• Your objective:
Present the items below as a numbered list, with any blank lines left out.

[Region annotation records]
════════════════════

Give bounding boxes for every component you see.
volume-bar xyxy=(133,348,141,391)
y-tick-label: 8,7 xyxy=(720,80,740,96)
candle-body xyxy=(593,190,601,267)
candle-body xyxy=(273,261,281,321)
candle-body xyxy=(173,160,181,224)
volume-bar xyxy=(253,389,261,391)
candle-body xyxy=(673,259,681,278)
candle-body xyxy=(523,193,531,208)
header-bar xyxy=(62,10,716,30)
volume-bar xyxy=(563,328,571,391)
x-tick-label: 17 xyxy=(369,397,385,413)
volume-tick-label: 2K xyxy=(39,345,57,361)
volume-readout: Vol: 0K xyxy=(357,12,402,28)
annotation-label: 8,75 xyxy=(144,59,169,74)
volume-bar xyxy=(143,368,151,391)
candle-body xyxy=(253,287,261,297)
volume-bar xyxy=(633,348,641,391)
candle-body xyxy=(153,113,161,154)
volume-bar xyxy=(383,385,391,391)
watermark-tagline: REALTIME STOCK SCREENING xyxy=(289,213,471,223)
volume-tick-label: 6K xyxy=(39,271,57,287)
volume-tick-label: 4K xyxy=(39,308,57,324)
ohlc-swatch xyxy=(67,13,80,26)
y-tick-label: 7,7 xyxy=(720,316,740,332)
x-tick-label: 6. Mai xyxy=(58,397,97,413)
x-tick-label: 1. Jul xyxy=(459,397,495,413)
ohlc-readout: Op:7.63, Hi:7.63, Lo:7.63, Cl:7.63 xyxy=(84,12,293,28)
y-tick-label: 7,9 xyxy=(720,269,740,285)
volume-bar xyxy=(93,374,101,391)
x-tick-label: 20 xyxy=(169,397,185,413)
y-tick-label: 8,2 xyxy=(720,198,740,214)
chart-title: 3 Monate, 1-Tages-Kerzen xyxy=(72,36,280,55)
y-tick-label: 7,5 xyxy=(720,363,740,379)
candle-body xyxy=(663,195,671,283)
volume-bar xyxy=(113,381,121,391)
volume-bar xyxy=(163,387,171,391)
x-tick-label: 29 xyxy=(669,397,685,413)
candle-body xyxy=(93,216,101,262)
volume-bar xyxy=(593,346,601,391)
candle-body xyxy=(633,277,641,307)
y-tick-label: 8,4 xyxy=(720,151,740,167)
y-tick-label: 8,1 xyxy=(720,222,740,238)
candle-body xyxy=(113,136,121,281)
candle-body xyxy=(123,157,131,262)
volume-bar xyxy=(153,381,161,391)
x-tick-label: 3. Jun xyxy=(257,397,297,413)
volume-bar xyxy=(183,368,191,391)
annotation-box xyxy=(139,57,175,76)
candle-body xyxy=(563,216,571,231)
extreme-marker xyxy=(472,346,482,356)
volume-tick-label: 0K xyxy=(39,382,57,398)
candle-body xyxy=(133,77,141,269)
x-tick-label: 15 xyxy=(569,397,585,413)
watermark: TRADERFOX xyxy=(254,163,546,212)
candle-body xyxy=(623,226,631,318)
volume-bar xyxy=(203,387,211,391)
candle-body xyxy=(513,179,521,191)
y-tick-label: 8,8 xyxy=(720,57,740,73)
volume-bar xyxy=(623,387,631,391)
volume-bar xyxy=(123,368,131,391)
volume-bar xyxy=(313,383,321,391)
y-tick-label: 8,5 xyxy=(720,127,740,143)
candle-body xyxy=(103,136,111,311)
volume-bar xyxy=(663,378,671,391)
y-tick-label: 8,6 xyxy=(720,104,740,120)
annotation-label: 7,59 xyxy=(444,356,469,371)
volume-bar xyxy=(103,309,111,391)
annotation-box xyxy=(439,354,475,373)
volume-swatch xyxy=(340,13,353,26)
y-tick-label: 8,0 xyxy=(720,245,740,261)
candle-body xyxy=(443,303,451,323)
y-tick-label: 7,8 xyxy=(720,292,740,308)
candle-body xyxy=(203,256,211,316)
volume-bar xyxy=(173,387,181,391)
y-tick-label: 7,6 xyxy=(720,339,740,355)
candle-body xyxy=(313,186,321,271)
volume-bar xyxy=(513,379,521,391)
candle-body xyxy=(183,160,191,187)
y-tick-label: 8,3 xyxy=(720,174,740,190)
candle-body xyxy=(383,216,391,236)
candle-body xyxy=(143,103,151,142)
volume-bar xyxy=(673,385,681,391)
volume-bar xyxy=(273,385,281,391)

════════════════════

• Task result:
1. Give bounding boxes for every component you see.
2. volume-bar xyxy=(133,348,141,391)
3. y-tick-label: 8,7 xyxy=(720,80,740,96)
4. candle-body xyxy=(593,190,601,267)
5. candle-body xyxy=(273,261,281,321)
6. candle-body xyxy=(173,160,181,224)
7. volume-bar xyxy=(253,389,261,391)
8. candle-body xyxy=(673,259,681,278)
9. candle-body xyxy=(523,193,531,208)
10. header-bar xyxy=(62,10,716,30)
11. volume-bar xyxy=(563,328,571,391)
12. x-tick-label: 17 xyxy=(369,397,385,413)
13. volume-tick-label: 2K xyxy=(39,345,57,361)
14. volume-readout: Vol: 0K xyxy=(357,12,402,28)
15. annotation-label: 8,75 xyxy=(144,59,169,74)
16. volume-bar xyxy=(143,368,151,391)
17. candle-body xyxy=(253,287,261,297)
18. volume-bar xyxy=(633,348,641,391)
19. candle-body xyxy=(153,113,161,154)
20. volume-bar xyxy=(383,385,391,391)
21. watermark-tagline: REALTIME STOCK SCREENING xyxy=(289,213,471,223)
22. volume-tick-label: 6K xyxy=(39,271,57,287)
23. volume-tick-label: 4K xyxy=(39,308,57,324)
24. ohlc-swatch xyxy=(67,13,80,26)
25. y-tick-label: 7,7 xyxy=(720,316,740,332)
26. x-tick-label: 6. Mai xyxy=(58,397,97,413)
27. x-tick-label: 1. Jul xyxy=(459,397,495,413)
28. ohlc-readout: Op:7.63, Hi:7.63, Lo:7.63, Cl:7.63 xyxy=(84,12,293,28)
29. y-tick-label: 7,9 xyxy=(720,269,740,285)
30. volume-bar xyxy=(93,374,101,391)
31. x-tick-label: 20 xyxy=(169,397,185,413)
32. y-tick-label: 8,2 xyxy=(720,198,740,214)
33. chart-title: 3 Monate, 1-Tages-Kerzen xyxy=(72,36,280,55)
34. y-tick-label: 7,5 xyxy=(720,363,740,379)
35. candle-body xyxy=(663,195,671,283)
36. volume-bar xyxy=(113,381,121,391)
37. volume-bar xyxy=(163,387,171,391)
38. x-tick-label: 29 xyxy=(669,397,685,413)
39. candle-body xyxy=(93,216,101,262)
40. volume-bar xyxy=(593,346,601,391)
41. candle-body xyxy=(633,277,641,307)
42. y-tick-label: 8,4 xyxy=(720,151,740,167)
43. y-tick-label: 8,1 xyxy=(720,222,740,238)
44. candle-body xyxy=(113,136,121,281)
45. candle-body xyxy=(123,157,131,262)
46. volume-bar xyxy=(153,381,161,391)
47. x-tick-label: 3. Jun xyxy=(257,397,297,413)
48. volume-bar xyxy=(183,368,191,391)
49. annotation-box xyxy=(139,57,175,76)
50. candle-body xyxy=(563,216,571,231)
51. extreme-marker xyxy=(472,346,482,356)
52. volume-tick-label: 0K xyxy=(39,382,57,398)
53. candle-body xyxy=(133,77,141,269)
54. x-tick-label: 15 xyxy=(569,397,585,413)
55. watermark: TRADERFOX xyxy=(254,163,546,212)
56. candle-body xyxy=(623,226,631,318)
57. volume-bar xyxy=(203,387,211,391)
58. candle-body xyxy=(513,179,521,191)
59. y-tick-label: 8,8 xyxy=(720,57,740,73)
60. volume-bar xyxy=(623,387,631,391)
61. volume-bar xyxy=(123,368,131,391)
62. volume-bar xyxy=(313,383,321,391)
63. y-tick-label: 8,5 xyxy=(720,127,740,143)
64. candle-body xyxy=(103,136,111,311)
65. volume-bar xyxy=(663,378,671,391)
66. y-tick-label: 8,6 xyxy=(720,104,740,120)
67. annotation-label: 7,59 xyxy=(444,356,469,371)
68. volume-bar xyxy=(103,309,111,391)
69. annotation-box xyxy=(439,354,475,373)
70. volume-swatch xyxy=(340,13,353,26)
71. y-tick-label: 8,0 xyxy=(720,245,740,261)
72. candle-body xyxy=(443,303,451,323)
73. y-tick-label: 7,8 xyxy=(720,292,740,308)
74. candle-body xyxy=(203,256,211,316)
75. volume-bar xyxy=(173,387,181,391)
76. y-tick-label: 7,6 xyxy=(720,339,740,355)
77. candle-body xyxy=(313,186,321,271)
78. volume-bar xyxy=(513,379,521,391)
79. candle-body xyxy=(183,160,191,187)
80. y-tick-label: 8,3 xyxy=(720,174,740,190)
81. candle-body xyxy=(383,216,391,236)
82. candle-body xyxy=(143,103,151,142)
83. volume-bar xyxy=(673,385,681,391)
84. volume-bar xyxy=(273,385,281,391)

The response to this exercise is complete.